## Requirements
Search the listing below for "with". Copy each matching line.

(Extracted data entries)
▬▬▬▬▬▬▬▬▬▬
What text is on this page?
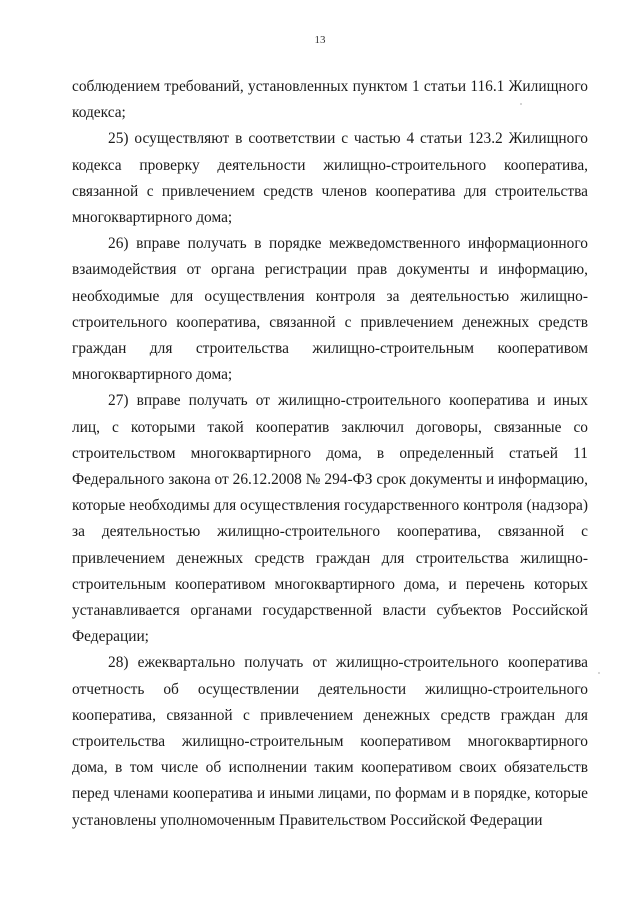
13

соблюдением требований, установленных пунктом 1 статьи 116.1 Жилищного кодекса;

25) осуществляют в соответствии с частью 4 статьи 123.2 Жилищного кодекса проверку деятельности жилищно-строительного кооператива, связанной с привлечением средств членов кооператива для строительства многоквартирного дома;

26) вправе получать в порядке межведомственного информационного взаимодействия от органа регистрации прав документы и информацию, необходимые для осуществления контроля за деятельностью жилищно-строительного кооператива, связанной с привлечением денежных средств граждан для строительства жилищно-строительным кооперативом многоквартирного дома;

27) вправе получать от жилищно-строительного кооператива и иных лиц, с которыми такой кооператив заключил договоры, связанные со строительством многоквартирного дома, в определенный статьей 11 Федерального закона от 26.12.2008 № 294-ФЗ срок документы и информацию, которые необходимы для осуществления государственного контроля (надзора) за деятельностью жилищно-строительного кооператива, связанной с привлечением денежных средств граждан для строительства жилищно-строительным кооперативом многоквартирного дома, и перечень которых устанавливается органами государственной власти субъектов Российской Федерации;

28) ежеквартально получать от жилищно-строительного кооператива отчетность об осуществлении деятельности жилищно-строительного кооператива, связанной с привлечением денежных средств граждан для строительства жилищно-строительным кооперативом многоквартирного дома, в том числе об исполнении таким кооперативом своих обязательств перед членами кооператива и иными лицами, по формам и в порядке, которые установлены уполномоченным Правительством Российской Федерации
▬▬▬▬▬▬▬▬▬▬
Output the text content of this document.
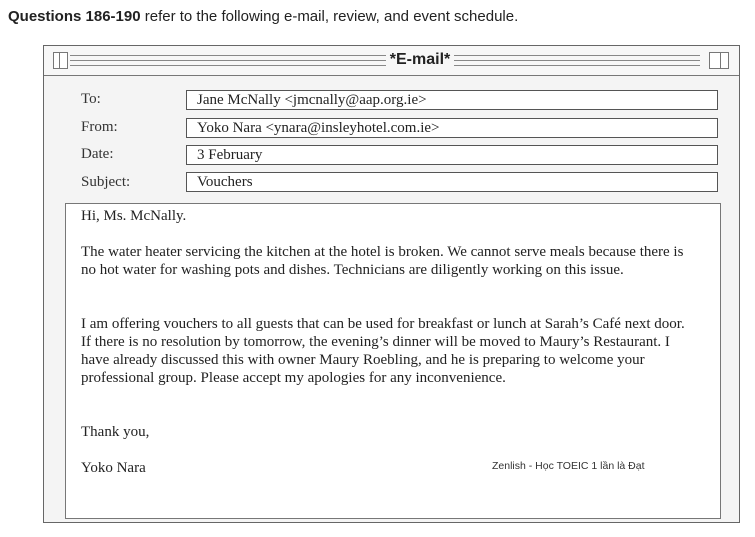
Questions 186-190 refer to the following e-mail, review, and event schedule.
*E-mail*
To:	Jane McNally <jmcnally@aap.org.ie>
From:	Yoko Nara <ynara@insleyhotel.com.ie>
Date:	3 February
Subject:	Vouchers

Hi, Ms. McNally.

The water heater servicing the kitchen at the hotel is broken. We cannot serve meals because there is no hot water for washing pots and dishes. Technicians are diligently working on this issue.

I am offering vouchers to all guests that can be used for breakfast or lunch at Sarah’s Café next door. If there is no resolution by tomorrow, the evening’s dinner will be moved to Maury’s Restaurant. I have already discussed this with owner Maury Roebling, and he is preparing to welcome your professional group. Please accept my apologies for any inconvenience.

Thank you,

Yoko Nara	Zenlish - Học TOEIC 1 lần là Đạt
▬▬▬▬▬▬▬▬▬▬
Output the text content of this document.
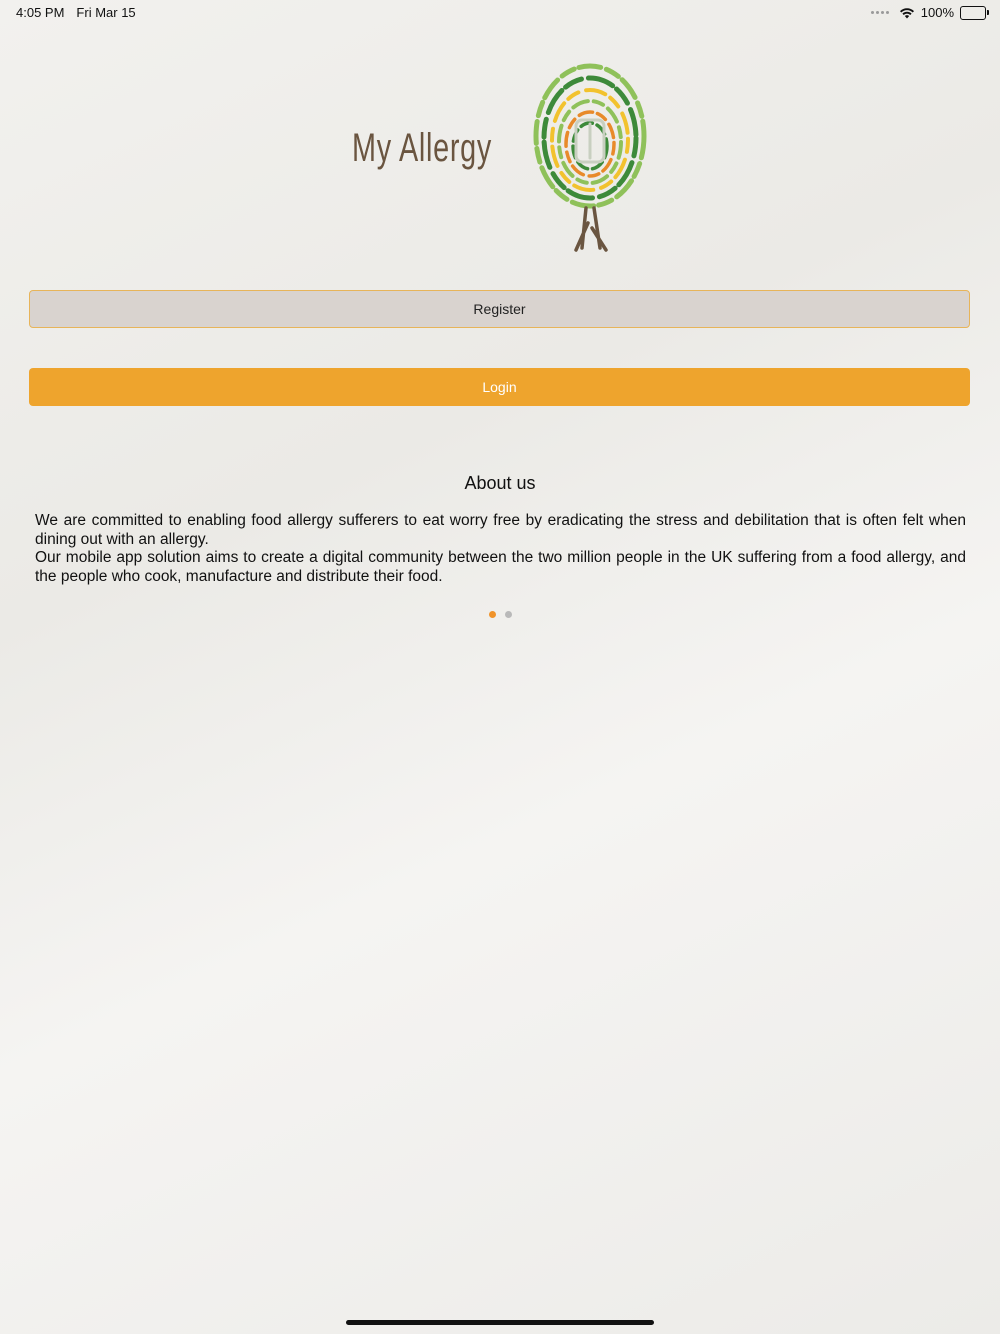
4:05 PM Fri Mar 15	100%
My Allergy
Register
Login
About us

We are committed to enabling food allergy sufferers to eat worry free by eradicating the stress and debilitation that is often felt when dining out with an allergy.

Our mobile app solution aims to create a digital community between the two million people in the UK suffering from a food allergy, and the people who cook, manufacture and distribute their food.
▬▬▬▬▬▬▬▬▬▬
## Solution to this problem
I am offering vouchers to all guests that can be used for breakfast or lunch at Sarah’s Café next door. If there is no resolution by tomorrow, the evening’s dinner will be moved to Maury’s Restaurant. I have already discussed this with owner Maury Roebling, and he is preparing to welcome your professional group. Please accept my apologies for any inconvenience.
We are committed to enabling food allergy sufferers to eat worry free by eradicating the stress and debilitation that is often felt when dining out with an allergy.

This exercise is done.